→ **Written instruction**
Extract every entry word for word. Skip the pictures.

→ **Records for this task**
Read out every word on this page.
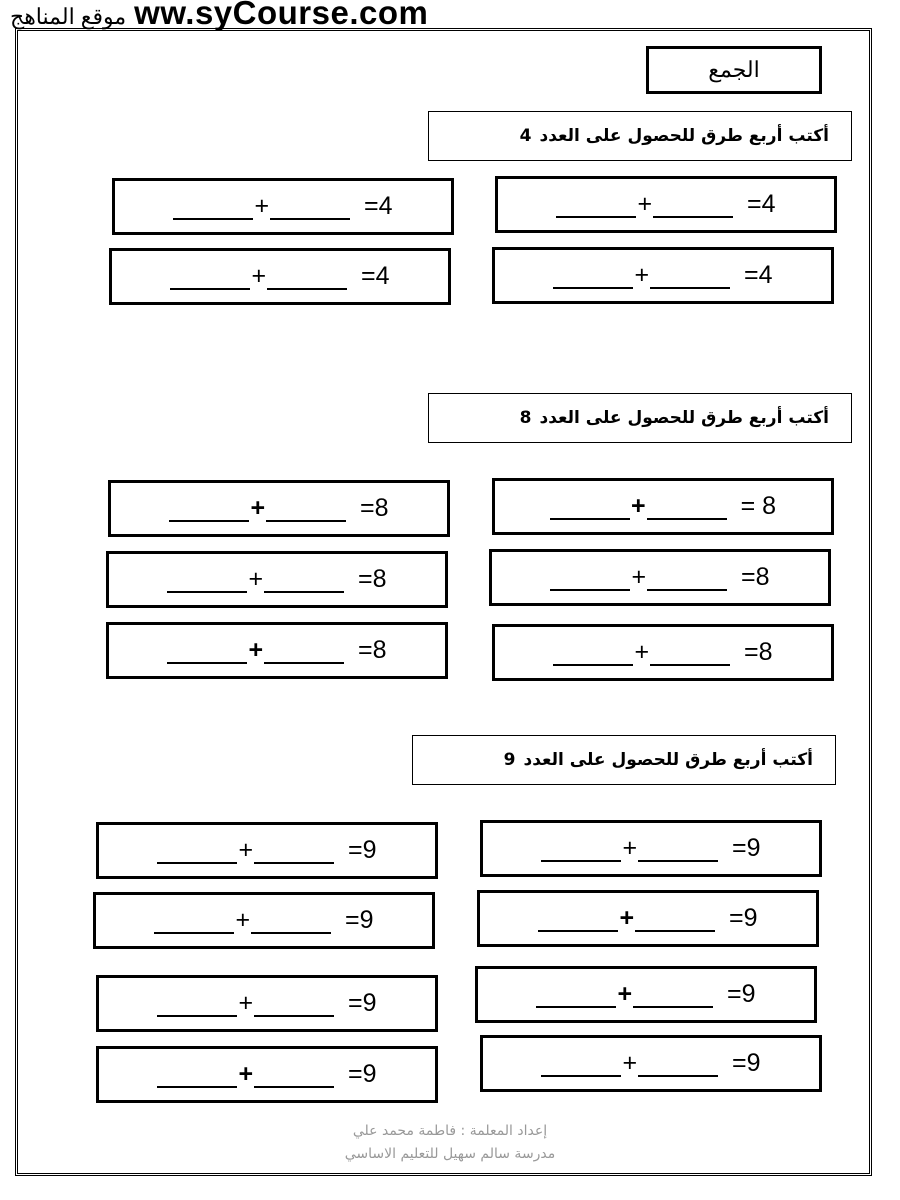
موقع المناهج ww.syCourse.com
الجمع
أكتب أربع طرق للحصول على العدد
4
+	=4	+	=4
+	=4	+	=4
أكتب أربع طرق للحصول على العدد
8
+	=8	+	= 8
+	=8	+	=8
+	=8	+	=8
أكتب أربع طرق للحصول على العدد
9
+	=9	+	=9
+	=9	+	=9
+	=9	+	=9
+	=9	+	=9
إعداد المعلمة : فاطمة محمد علي
مدرسة سالم سهيل للتعليم الاساسي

→ **The result**
Read out every word on this page.
موقع المناهج ww.syCourse.com
الجمع
أكتب أربع طرق للحصول على العدد
4
+	=4	+	=4
+	=4	+	=4
أكتب أربع طرق للحصول على العدد
8
+	=8	+	= 8
+	=8	+	=8
+	=8	+	=8
أكتب أربع طرق للحصول على العدد
9
+	=9	+	=9
+	=9	+	=9
+	=9	+	=9
+	=9	+	=9
إعداد المعلمة : فاطمة محمد علي
مدرسة سالم سهيل للتعليم الاساسي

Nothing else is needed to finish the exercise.